## [Stored items]
******************************
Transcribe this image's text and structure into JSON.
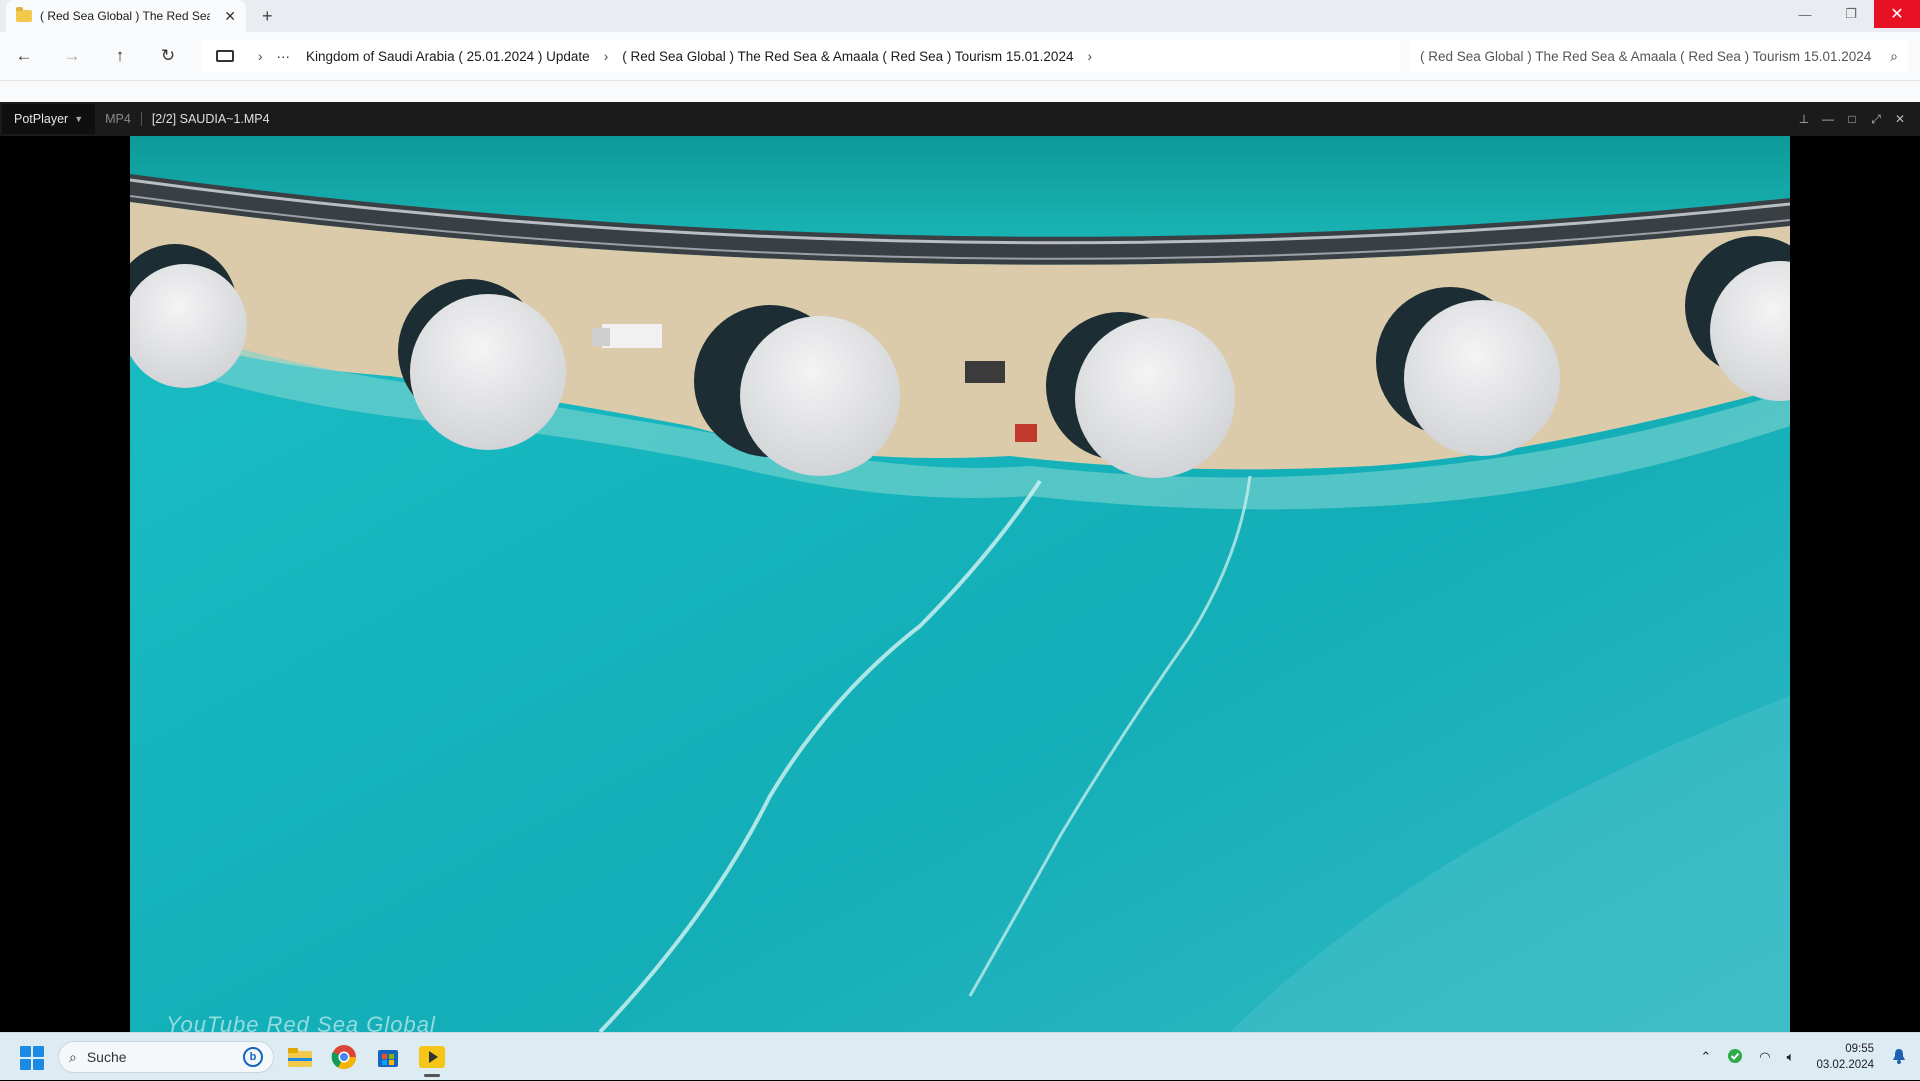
{
  "explorer": {
    "tab_title": "( Red Sea Global ) The Red Sea",
    "new_tab": "+",
    "window_controls": {
      "minimize": "—",
      "restore": "❐",
      "close": "✕"
    },
    "nav": {
      "back": "←",
      "forward": "→",
      "up": "↑",
      "refresh": "↻"
    },
    "address": {
      "more": "···",
      "crumbs": [
        "Kingdom of Saudi Arabia ( 25.01.2024 ) Update",
        "( Red Sea Global ) The Red Sea & Amaala ( Red Sea ) Tourism 15.01.2024"
      ],
      "separator": "›"
    },
    "search_value": "( Red Sea Global ) The Red Sea & Amaala ( Red Sea ) Tourism 15.01.2024"
  },
  "player": {
    "app_name": "PotPlayer",
    "format": "MP4",
    "file": "[2/2] SAUDIA~1.MP4",
    "controls": {
      "pin": "⊥",
      "minimize": "—",
      "maximize": "□",
      "fullscreen": "⤢",
      "close": "✕"
    },
    "watermark": "YouTube Red Sea Global"
  },
  "taskbar": {
    "search_placeholder": "Suche",
    "apps": [
      "file-explorer",
      "chrome",
      "microsoft-store",
      "potplayer"
    ],
    "clock_time": "09:55",
    "clock_date": "03.02.2024"
  },
  "colors": {
    "water": "#15b3bb",
    "water_deep": "#0f9aa3",
    "sand": "#d9c7a6",
    "dome": "#e6e6e8",
    "close_red": "#e81123"
  }
}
******************************
## [TASK DETAILS]
The records above are to be reproduced exactly; the pictures are to be left out.

## [WORKED SOLUTION]
Transcribe this image's text and structure into JSON.
{
  "explorer": {
    "tab_title": "( Red Sea Global ) The Red Sea",
    "new_tab": "+",
    "window_controls": {
      "minimize": "—",
      "restore": "❐",
      "close": "✕"
    },
    "nav": {
      "back": "←",
      "forward": "→",
      "up": "↑",
      "refresh": "↻"
    },
    "address": {
      "more": "···",
      "crumbs": [
        "Kingdom of Saudi Arabia ( 25.01.2024 ) Update",
        "( Red Sea Global ) The Red Sea & Amaala ( Red Sea ) Tourism 15.01.2024"
      ],
      "separator": "›"
    },
    "search_value": "( Red Sea Global ) The Red Sea & Amaala ( Red Sea ) Tourism 15.01.2024"
  },
  "player": {
    "app_name": "PotPlayer",
    "format": "MP4",
    "file": "[2/2] SAUDIA~1.MP4",
    "controls": {
      "pin": "⊥",
      "minimize": "—",
      "maximize": "□",
      "fullscreen": "⤢",
      "close": "✕"
    },
    "watermark": "YouTube Red Sea Global"
  },
  "taskbar": {
    "search_placeholder": "Suche",
    "apps": [
      "file-explorer",
      "chrome",
      "microsoft-store",
      "potplayer"
    ],
    "clock_time": "09:55",
    "clock_date": "03.02.2024"
  },
  "colors": {
    "water": "#15b3bb",
    "water_deep": "#0f9aa3",
    "sand": "#d9c7a6",
    "dome": "#e6e6e8",
    "close_red": "#e81123"
  }
}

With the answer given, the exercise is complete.